## SHORT PROBLEM
Copy every line, leaving nothing out and adding nothing.
——————
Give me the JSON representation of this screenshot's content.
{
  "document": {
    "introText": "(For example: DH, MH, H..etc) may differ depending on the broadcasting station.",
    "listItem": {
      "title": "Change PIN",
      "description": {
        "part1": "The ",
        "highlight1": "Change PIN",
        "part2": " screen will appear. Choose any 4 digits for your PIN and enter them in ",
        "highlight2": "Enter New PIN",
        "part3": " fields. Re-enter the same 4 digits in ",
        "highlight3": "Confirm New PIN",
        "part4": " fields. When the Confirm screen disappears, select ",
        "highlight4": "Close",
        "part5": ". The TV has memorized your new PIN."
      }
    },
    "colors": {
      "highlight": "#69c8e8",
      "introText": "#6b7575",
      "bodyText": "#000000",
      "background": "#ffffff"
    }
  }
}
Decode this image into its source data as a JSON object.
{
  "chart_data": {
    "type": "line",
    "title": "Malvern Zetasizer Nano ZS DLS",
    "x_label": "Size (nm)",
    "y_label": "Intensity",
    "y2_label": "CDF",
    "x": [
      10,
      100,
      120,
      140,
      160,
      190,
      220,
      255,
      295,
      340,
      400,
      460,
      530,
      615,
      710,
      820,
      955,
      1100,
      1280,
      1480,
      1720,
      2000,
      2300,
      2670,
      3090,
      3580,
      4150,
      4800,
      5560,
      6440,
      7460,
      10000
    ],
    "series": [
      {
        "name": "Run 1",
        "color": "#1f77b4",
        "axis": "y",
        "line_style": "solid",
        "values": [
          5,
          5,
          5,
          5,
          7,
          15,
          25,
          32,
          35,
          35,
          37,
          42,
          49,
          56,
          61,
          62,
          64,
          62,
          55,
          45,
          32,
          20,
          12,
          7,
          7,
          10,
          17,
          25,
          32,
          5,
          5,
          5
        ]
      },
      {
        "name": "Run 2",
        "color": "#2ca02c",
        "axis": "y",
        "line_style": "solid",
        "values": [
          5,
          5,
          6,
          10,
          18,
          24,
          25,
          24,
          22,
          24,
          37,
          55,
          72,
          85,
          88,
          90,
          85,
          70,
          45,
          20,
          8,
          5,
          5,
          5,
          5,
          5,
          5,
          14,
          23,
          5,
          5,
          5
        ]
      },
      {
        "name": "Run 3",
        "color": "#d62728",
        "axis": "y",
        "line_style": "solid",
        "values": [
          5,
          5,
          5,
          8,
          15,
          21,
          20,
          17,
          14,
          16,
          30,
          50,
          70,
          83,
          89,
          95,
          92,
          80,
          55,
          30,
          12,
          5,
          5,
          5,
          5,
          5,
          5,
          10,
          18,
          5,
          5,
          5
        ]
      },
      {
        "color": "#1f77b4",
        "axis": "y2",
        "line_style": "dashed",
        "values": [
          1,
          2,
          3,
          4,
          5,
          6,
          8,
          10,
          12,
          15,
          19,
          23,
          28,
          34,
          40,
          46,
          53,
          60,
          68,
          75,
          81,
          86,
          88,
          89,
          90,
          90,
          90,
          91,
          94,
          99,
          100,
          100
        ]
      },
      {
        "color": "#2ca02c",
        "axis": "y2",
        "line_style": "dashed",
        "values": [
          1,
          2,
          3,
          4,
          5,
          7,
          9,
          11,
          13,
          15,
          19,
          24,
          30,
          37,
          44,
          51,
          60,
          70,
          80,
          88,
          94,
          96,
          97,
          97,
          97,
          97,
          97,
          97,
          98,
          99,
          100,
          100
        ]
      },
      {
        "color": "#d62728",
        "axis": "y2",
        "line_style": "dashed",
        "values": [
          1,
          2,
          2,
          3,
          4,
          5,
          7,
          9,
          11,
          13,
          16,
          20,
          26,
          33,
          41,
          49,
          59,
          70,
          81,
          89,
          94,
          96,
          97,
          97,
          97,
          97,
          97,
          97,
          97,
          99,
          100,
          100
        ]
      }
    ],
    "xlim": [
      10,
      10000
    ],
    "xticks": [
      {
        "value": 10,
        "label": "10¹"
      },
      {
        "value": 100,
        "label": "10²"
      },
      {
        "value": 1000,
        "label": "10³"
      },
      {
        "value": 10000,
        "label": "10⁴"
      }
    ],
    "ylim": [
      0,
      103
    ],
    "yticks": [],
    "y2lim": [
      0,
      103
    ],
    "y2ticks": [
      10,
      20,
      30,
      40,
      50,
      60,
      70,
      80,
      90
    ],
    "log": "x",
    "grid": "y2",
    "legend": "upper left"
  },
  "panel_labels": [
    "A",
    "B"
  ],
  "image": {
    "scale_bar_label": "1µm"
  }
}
——————
## WORKED ANSWER
Give me the JSON representation of this screenshot's content.
{
  "document": {
    "introText": "(For example: DH, MH, H..etc) may differ depending on the broadcasting station.",
    "listItem": {
      "title": "Change PIN",
      "description": {
        "part1": "The ",
        "highlight1": "Change PIN",
        "part2": " screen will appear. Choose any 4 digits for your PIN and enter them in ",
        "highlight2": "Enter New PIN",
        "part3": " fields. Re-enter the same 4 digits in ",
        "highlight3": "Confirm New PIN",
        "part4": " fields. When the Confirm screen disappears, select ",
        "highlight4": "Close",
        "part5": ". The TV has memorized your new PIN."
      }
    },
    "colors": {
      "highlight": "#69c8e8",
      "introText": "#6b7575",
      "bodyText": "#000000",
      "background": "#ffffff"
    }
  }
}
Decode this image into its source data as a JSON object.
{
  "chart_data": {
    "type": "line",
    "title": "Malvern Zetasizer Nano ZS DLS",
    "x_label": "Size (nm)",
    "y_label": "Intensity",
    "y2_label": "CDF",
    "x": [
      10,
      100,
      120,
      140,
      160,
      190,
      220,
      255,
      295,
      340,
      400,
      460,
      530,
      615,
      710,
      820,
      955,
      1100,
      1280,
      1480,
      1720,
      2000,
      2300,
      2670,
      3090,
      3580,
      4150,
      4800,
      5560,
      6440,
      7460,
      10000
    ],
    "series": [
      {
        "name": "Run 1",
        "color": "#1f77b4",
        "axis": "y",
        "line_style": "solid",
        "values": [
          5,
          5,
          5,
          5,
          7,
          15,
          25,
          32,
          35,
          35,
          37,
          42,
          49,
          56,
          61,
          62,
          64,
          62,
          55,
          45,
          32,
          20,
          12,
          7,
          7,
          10,
          17,
          25,
          32,
          5,
          5,
          5
        ]
      },
      {
        "name": "Run 2",
        "color": "#2ca02c",
        "axis": "y",
        "line_style": "solid",
        "values": [
          5,
          5,
          6,
          10,
          18,
          24,
          25,
          24,
          22,
          24,
          37,
          55,
          72,
          85,
          88,
          90,
          85,
          70,
          45,
          20,
          8,
          5,
          5,
          5,
          5,
          5,
          5,
          14,
          23,
          5,
          5,
          5
        ]
      },
      {
        "name": "Run 3",
        "color": "#d62728",
        "axis": "y",
        "line_style": "solid",
        "values": [
          5,
          5,
          5,
          8,
          15,
          21,
          20,
          17,
          14,
          16,
          30,
          50,
          70,
          83,
          89,
          95,
          92,
          80,
          55,
          30,
          12,
          5,
          5,
          5,
          5,
          5,
          5,
          10,
          18,
          5,
          5,
          5
        ]
      },
      {
        "color": "#1f77b4",
        "axis": "y2",
        "line_style": "dashed",
        "values": [
          1,
          2,
          3,
          4,
          5,
          6,
          8,
          10,
          12,
          15,
          19,
          23,
          28,
          34,
          40,
          46,
          53,
          60,
          68,
          75,
          81,
          86,
          88,
          89,
          90,
          90,
          90,
          91,
          94,
          99,
          100,
          100
        ]
      },
      {
        "color": "#2ca02c",
        "axis": "y2",
        "line_style": "dashed",
        "values": [
          1,
          2,
          3,
          4,
          5,
          7,
          9,
          11,
          13,
          15,
          19,
          24,
          30,
          37,
          44,
          51,
          60,
          70,
          80,
          88,
          94,
          96,
          97,
          97,
          97,
          97,
          97,
          97,
          98,
          99,
          100,
          100
        ]
      },
      {
        "color": "#d62728",
        "axis": "y2",
        "line_style": "dashed",
        "values": [
          1,
          2,
          2,
          3,
          4,
          5,
          7,
          9,
          11,
          13,
          16,
          20,
          26,
          33,
          41,
          49,
          59,
          70,
          81,
          89,
          94,
          96,
          97,
          97,
          97,
          97,
          97,
          97,
          97,
          99,
          100,
          100
        ]
      }
    ],
    "xlim": [
      10,
      10000
    ],
    "xticks": [
      {
        "value": 10,
        "label": "10¹"
      },
      {
        "value": 100,
        "label": "10²"
      },
      {
        "value": 1000,
        "label": "10³"
      },
      {
        "value": 10000,
        "label": "10⁴"
      }
    ],
    "ylim": [
      0,
      103
    ],
    "yticks": [],
    "y2lim": [
      0,
      103
    ],
    "y2ticks": [
      10,
      20,
      30,
      40,
      50,
      60,
      70,
      80,
      90
    ],
    "log": "x",
    "grid": "y2",
    "legend": "upper left"
  },
  "panel_labels": [
    "A",
    "B"
  ],
  "image": {
    "scale_bar_label": "1µm"
  }
}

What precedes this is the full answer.